__The request__
Write out the whole listing again, exactly as given.
─── Available records
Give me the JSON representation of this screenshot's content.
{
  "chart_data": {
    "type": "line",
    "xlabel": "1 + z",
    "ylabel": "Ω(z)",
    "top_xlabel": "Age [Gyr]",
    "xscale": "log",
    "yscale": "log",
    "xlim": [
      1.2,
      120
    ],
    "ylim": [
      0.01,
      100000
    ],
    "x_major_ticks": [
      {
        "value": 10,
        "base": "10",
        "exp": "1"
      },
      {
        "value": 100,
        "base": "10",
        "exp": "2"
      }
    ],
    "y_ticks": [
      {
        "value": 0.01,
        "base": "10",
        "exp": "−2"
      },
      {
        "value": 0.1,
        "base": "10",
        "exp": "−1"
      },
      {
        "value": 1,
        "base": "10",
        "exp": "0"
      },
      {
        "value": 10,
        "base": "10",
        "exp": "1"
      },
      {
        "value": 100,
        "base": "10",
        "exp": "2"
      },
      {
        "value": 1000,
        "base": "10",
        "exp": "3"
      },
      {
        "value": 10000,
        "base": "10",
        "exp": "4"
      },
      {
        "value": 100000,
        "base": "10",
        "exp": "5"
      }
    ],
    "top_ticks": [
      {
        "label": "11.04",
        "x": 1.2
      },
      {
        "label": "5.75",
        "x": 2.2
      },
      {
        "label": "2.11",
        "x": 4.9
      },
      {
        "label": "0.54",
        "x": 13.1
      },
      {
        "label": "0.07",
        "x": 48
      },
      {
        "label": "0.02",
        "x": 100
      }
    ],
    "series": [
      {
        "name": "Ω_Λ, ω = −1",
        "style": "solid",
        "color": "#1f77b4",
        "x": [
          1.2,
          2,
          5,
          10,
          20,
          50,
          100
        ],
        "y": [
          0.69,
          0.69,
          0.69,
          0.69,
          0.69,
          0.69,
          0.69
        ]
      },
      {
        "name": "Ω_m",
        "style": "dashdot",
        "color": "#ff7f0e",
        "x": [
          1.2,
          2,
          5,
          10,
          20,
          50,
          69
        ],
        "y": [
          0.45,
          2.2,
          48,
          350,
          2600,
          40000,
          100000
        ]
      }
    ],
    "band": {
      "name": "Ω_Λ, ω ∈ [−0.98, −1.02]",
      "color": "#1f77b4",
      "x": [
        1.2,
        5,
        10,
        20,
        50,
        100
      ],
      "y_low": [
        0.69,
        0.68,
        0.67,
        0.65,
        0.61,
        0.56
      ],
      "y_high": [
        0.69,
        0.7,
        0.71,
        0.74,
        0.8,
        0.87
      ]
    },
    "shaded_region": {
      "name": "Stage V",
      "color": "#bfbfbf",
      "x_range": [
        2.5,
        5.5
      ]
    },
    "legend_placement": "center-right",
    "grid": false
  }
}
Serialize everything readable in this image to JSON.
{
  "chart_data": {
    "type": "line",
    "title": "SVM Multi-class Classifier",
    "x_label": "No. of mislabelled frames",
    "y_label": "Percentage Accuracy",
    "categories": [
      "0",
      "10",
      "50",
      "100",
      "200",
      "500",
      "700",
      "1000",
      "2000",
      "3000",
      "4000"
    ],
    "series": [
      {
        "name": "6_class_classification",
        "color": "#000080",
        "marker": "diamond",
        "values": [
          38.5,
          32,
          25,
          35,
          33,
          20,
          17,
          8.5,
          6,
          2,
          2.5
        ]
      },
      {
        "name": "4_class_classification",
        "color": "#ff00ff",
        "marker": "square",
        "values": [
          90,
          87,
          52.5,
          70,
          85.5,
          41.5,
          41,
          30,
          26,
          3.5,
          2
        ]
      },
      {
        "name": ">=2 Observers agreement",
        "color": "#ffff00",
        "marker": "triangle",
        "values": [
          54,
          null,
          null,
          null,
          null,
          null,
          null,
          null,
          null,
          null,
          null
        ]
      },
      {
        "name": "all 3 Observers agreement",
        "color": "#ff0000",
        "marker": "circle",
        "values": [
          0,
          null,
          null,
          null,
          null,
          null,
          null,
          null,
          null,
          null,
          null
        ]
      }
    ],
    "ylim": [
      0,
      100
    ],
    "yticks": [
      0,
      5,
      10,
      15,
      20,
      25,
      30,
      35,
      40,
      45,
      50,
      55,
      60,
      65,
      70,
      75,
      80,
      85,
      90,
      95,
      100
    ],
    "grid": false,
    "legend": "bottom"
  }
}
──────
__Answer in full__
Give me the JSON representation of this screenshot's content.
{
  "chart_data": {
    "type": "line",
    "xlabel": "1 + z",
    "ylabel": "Ω(z)",
    "top_xlabel": "Age [Gyr]",
    "xscale": "log",
    "yscale": "log",
    "xlim": [
      1.2,
      120
    ],
    "ylim": [
      0.01,
      100000
    ],
    "x_major_ticks": [
      {
        "value": 10,
        "base": "10",
        "exp": "1"
      },
      {
        "value": 100,
        "base": "10",
        "exp": "2"
      }
    ],
    "y_ticks": [
      {
        "value": 0.01,
        "base": "10",
        "exp": "−2"
      },
      {
        "value": 0.1,
        "base": "10",
        "exp": "−1"
      },
      {
        "value": 1,
        "base": "10",
        "exp": "0"
      },
      {
        "value": 10,
        "base": "10",
        "exp": "1"
      },
      {
        "value": 100,
        "base": "10",
        "exp": "2"
      },
      {
        "value": 1000,
        "base": "10",
        "exp": "3"
      },
      {
        "value": 10000,
        "base": "10",
        "exp": "4"
      },
      {
        "value": 100000,
        "base": "10",
        "exp": "5"
      }
    ],
    "top_ticks": [
      {
        "label": "11.04",
        "x": 1.2
      },
      {
        "label": "5.75",
        "x": 2.2
      },
      {
        "label": "2.11",
        "x": 4.9
      },
      {
        "label": "0.54",
        "x": 13.1
      },
      {
        "label": "0.07",
        "x": 48
      },
      {
        "label": "0.02",
        "x": 100
      }
    ],
    "series": [
      {
        "name": "Ω_Λ, ω = −1",
        "style": "solid",
        "color": "#1f77b4",
        "x": [
          1.2,
          2,
          5,
          10,
          20,
          50,
          100
        ],
        "y": [
          0.69,
          0.69,
          0.69,
          0.69,
          0.69,
          0.69,
          0.69
        ]
      },
      {
        "name": "Ω_m",
        "style": "dashdot",
        "color": "#ff7f0e",
        "x": [
          1.2,
          2,
          5,
          10,
          20,
          50,
          69
        ],
        "y": [
          0.45,
          2.2,
          48,
          350,
          2600,
          40000,
          100000
        ]
      }
    ],
    "band": {
      "name": "Ω_Λ, ω ∈ [−0.98, −1.02]",
      "color": "#1f77b4",
      "x": [
        1.2,
        5,
        10,
        20,
        50,
        100
      ],
      "y_low": [
        0.69,
        0.68,
        0.67,
        0.65,
        0.61,
        0.56
      ],
      "y_high": [
        0.69,
        0.7,
        0.71,
        0.74,
        0.8,
        0.87
      ]
    },
    "shaded_region": {
      "name": "Stage V",
      "color": "#bfbfbf",
      "x_range": [
        2.5,
        5.5
      ]
    },
    "legend_placement": "center-right",
    "grid": false
  }
}
Serialize everything readable in this image to JSON.
{
  "chart_data": {
    "type": "line",
    "title": "SVM Multi-class Classifier",
    "x_label": "No. of mislabelled frames",
    "y_label": "Percentage Accuracy",
    "categories": [
      "0",
      "10",
      "50",
      "100",
      "200",
      "500",
      "700",
      "1000",
      "2000",
      "3000",
      "4000"
    ],
    "series": [
      {
        "name": "6_class_classification",
        "color": "#000080",
        "marker": "diamond",
        "values": [
          38.5,
          32,
          25,
          35,
          33,
          20,
          17,
          8.5,
          6,
          2,
          2.5
        ]
      },
      {
        "name": "4_class_classification",
        "color": "#ff00ff",
        "marker": "square",
        "values": [
          90,
          87,
          52.5,
          70,
          85.5,
          41.5,
          41,
          30,
          26,
          3.5,
          2
        ]
      },
      {
        "name": ">=2 Observers agreement",
        "color": "#ffff00",
        "marker": "triangle",
        "values": [
          54,
          null,
          null,
          null,
          null,
          null,
          null,
          null,
          null,
          null,
          null
        ]
      },
      {
        "name": "all 3 Observers agreement",
        "color": "#ff0000",
        "marker": "circle",
        "values": [
          0,
          null,
          null,
          null,
          null,
          null,
          null,
          null,
          null,
          null,
          null
        ]
      }
    ],
    "ylim": [
      0,
      100
    ],
    "yticks": [
      0,
      5,
      10,
      15,
      20,
      25,
      30,
      35,
      40,
      45,
      50,
      55,
      60,
      65,
      70,
      75,
      80,
      85,
      90,
      95,
      100
    ],
    "grid": false,
    "legend": "bottom"
  }
}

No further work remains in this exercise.